Aim - Wherever a line below holds the word "something", copy that line.

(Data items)
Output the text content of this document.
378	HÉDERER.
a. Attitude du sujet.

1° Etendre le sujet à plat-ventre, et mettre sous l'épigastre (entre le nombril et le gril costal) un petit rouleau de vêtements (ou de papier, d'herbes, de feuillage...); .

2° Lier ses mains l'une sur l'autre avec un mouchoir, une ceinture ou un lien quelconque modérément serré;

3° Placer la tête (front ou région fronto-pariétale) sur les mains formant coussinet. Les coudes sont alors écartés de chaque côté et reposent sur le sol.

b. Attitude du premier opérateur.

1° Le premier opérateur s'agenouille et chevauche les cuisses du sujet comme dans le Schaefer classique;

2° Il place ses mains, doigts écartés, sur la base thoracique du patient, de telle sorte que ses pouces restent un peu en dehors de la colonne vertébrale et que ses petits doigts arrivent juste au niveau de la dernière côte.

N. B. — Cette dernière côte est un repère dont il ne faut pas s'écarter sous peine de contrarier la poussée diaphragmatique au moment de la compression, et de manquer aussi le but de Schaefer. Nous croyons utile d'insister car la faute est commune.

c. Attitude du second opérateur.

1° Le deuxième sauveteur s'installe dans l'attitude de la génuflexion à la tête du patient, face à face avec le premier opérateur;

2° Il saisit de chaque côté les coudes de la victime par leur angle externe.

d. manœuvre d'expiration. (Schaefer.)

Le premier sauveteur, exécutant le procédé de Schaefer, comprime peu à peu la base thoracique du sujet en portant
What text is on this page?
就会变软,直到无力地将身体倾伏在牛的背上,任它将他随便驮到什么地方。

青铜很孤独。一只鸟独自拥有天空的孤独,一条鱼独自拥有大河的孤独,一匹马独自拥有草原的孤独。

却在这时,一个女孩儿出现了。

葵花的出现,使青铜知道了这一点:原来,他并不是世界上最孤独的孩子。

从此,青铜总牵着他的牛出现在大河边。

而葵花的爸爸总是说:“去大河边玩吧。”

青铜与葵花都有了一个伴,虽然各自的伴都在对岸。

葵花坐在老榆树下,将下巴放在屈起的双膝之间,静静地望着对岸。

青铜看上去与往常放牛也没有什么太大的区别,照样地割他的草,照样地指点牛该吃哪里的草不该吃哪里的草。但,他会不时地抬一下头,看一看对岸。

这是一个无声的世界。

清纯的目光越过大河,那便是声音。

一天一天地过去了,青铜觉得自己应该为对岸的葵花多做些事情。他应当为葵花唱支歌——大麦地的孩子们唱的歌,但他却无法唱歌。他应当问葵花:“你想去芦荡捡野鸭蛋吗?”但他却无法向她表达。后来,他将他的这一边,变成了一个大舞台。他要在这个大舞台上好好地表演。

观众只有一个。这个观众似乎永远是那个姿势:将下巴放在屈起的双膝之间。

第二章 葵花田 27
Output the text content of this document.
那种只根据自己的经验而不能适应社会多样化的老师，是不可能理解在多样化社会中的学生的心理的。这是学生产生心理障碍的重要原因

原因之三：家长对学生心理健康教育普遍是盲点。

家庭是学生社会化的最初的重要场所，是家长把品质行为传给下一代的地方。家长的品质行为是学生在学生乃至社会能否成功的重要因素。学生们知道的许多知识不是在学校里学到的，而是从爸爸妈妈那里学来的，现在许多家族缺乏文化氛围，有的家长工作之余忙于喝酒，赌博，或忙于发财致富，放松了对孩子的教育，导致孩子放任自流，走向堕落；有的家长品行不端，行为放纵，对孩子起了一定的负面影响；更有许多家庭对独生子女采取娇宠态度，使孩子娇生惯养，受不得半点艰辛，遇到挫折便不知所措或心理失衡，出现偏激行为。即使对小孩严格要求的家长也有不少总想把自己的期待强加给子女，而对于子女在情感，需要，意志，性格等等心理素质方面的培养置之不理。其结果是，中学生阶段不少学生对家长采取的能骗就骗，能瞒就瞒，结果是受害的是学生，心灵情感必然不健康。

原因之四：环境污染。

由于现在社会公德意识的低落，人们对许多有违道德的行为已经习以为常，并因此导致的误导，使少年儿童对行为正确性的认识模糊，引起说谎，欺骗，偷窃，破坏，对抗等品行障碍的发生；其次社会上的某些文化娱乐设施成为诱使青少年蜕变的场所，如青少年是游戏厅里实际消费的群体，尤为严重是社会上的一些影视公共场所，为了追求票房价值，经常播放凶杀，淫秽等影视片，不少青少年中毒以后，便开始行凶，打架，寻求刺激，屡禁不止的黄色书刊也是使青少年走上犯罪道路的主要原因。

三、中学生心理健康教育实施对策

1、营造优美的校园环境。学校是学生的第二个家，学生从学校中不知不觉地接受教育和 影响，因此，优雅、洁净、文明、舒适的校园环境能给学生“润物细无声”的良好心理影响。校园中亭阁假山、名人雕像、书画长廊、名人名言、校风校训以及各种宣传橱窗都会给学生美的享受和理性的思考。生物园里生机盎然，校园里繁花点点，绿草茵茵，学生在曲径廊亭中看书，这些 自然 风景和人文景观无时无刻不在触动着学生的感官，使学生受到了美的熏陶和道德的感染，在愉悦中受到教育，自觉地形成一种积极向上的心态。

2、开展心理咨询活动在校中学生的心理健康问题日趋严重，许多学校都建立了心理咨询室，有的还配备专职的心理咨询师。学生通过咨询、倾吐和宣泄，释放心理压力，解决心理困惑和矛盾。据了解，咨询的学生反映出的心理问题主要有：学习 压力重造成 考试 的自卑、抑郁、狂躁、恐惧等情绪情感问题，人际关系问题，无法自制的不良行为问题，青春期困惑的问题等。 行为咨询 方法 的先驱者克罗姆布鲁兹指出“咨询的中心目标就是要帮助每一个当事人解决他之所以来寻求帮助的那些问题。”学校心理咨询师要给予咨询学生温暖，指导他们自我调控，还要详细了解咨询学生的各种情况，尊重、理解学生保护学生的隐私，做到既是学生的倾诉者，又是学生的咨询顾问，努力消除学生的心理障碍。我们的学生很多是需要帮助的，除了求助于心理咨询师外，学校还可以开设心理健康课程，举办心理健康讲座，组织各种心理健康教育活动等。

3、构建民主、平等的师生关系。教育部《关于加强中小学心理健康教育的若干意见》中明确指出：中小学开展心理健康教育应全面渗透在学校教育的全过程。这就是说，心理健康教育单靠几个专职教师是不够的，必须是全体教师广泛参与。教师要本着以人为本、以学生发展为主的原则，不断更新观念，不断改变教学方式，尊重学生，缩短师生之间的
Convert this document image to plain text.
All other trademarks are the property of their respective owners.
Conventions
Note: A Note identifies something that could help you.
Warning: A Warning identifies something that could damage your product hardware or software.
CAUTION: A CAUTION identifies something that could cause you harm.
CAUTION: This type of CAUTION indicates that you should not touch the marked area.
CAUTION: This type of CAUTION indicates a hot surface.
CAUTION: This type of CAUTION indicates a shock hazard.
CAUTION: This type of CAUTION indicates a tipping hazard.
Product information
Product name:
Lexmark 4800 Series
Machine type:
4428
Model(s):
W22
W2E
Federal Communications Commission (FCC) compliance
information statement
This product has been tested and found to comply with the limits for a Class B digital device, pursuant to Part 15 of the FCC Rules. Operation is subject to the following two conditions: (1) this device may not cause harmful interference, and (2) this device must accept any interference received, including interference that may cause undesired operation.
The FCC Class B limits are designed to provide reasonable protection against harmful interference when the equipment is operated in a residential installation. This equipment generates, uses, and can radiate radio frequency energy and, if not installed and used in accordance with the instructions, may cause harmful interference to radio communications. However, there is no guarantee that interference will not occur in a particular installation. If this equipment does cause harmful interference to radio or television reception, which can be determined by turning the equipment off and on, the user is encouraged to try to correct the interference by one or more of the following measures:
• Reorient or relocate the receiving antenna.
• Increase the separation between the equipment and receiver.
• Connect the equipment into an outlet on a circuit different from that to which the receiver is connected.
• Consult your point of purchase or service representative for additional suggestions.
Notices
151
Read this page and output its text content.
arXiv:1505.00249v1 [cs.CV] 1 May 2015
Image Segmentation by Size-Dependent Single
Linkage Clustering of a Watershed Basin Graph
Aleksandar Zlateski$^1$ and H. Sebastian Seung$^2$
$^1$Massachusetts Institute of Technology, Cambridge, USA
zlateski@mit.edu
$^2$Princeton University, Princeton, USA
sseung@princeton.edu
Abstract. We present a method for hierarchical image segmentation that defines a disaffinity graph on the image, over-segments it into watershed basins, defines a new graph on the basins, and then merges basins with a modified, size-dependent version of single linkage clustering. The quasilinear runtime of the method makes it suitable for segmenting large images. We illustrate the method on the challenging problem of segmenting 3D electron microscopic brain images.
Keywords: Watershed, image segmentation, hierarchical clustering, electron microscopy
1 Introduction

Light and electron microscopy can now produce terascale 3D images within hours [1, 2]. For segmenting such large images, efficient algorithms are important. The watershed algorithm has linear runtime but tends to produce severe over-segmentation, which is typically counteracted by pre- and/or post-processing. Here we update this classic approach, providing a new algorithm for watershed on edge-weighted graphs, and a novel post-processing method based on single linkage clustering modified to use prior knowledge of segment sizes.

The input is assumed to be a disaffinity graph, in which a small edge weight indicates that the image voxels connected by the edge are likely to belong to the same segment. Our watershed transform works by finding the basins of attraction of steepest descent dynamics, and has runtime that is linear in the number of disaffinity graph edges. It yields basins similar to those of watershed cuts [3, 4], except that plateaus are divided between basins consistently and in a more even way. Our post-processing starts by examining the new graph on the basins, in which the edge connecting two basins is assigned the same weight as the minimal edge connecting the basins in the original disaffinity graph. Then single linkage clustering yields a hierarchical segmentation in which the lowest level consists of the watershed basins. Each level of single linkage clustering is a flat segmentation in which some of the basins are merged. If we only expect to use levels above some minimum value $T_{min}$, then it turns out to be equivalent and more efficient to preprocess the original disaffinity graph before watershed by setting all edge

Complete output -
Note: A Note identifies something that could help you.
Warning: A Warning identifies something that could damage your product hardware or software.
CAUTION: A CAUTION identifies something that could cause you harm.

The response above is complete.